**WRITTEN INSTRUCTION**
Locate each line in the records containing "Wheeler". Copy it.

─── SUPPLIED DATA

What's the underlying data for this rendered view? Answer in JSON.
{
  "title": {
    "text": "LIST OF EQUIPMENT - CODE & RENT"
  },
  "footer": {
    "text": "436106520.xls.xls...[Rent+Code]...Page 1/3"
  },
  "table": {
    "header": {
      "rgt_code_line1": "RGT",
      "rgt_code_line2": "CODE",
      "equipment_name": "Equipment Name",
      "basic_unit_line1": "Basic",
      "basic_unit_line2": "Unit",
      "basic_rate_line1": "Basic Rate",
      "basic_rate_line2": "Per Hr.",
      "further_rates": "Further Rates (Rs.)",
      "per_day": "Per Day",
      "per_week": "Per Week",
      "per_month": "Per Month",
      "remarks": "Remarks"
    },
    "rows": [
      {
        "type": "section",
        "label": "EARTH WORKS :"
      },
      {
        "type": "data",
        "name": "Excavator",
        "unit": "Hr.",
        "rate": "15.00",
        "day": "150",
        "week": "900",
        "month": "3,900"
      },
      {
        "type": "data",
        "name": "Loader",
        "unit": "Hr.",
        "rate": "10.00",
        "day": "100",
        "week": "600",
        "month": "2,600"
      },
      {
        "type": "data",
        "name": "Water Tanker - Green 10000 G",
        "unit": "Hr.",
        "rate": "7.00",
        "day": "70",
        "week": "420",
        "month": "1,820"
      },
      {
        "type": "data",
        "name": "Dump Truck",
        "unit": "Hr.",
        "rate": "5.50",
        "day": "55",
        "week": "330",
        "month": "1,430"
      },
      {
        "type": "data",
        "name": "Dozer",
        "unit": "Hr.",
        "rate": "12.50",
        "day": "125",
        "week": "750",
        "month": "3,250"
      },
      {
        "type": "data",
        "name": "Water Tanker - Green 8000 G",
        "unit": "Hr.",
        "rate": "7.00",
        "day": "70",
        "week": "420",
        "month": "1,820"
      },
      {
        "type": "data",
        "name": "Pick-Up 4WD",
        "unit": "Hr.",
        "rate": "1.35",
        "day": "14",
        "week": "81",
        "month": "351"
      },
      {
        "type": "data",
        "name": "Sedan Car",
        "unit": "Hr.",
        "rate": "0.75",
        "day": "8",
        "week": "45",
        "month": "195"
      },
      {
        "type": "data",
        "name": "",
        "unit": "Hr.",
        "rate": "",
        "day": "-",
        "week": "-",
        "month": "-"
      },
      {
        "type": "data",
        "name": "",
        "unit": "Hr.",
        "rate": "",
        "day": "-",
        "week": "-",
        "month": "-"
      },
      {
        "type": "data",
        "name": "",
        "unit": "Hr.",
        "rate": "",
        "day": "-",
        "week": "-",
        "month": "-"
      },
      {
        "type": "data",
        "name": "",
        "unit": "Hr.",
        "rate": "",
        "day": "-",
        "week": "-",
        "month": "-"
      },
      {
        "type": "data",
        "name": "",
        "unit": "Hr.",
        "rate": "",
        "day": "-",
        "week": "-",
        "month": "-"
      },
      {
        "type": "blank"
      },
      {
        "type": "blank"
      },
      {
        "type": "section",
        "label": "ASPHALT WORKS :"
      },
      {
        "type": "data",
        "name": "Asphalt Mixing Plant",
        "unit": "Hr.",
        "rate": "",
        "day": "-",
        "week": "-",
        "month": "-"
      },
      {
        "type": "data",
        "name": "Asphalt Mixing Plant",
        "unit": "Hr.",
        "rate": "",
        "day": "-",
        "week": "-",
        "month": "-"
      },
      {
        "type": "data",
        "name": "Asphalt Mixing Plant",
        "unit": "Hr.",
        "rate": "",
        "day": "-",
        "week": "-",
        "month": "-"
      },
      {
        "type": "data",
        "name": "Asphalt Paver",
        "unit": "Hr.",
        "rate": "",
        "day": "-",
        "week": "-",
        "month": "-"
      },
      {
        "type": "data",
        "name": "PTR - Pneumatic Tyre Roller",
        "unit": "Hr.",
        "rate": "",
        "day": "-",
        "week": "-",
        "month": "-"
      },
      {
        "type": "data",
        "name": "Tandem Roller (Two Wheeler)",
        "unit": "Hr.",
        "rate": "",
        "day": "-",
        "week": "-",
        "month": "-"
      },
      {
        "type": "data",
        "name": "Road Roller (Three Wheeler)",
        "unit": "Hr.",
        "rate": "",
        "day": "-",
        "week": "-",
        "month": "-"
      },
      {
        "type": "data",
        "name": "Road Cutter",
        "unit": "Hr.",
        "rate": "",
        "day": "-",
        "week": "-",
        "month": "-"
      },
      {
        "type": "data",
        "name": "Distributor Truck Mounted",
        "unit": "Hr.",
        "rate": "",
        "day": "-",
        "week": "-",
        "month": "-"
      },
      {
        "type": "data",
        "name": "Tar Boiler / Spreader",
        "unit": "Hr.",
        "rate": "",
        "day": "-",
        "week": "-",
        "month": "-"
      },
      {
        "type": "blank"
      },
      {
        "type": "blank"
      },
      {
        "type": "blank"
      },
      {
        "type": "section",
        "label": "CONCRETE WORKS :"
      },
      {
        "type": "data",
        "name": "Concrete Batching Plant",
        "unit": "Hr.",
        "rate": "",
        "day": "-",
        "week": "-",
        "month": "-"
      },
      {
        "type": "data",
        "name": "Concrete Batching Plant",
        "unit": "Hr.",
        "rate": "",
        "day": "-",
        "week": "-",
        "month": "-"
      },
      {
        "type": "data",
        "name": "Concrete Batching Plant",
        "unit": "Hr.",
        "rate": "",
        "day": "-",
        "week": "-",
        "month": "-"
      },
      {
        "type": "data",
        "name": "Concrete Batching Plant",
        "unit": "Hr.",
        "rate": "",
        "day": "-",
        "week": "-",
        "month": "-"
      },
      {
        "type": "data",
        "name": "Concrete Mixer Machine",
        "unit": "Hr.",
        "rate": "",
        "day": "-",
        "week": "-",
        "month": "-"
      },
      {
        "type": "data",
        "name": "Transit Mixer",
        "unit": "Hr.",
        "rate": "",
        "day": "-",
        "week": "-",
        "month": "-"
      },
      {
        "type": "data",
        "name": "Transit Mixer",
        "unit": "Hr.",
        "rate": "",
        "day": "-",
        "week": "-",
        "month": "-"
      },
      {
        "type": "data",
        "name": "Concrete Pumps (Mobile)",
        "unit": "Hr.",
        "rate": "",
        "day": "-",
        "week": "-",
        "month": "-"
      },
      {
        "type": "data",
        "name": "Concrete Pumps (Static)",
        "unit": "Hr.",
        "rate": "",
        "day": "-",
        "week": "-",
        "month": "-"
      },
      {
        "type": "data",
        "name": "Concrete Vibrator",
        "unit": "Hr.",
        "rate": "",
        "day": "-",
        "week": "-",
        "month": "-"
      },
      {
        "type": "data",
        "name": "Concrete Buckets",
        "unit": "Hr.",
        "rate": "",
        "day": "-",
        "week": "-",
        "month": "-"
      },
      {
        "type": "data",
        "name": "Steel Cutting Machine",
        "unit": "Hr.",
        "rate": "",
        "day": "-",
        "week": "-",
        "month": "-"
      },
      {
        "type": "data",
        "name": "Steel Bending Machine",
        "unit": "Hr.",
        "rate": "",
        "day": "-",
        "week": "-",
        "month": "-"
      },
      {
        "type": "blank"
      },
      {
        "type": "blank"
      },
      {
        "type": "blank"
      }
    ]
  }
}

──────

**COMPLETED TASK**
        "name": "Tandem Roller (Two Wheeler)",
        "name": "Road Roller (Three Wheeler)",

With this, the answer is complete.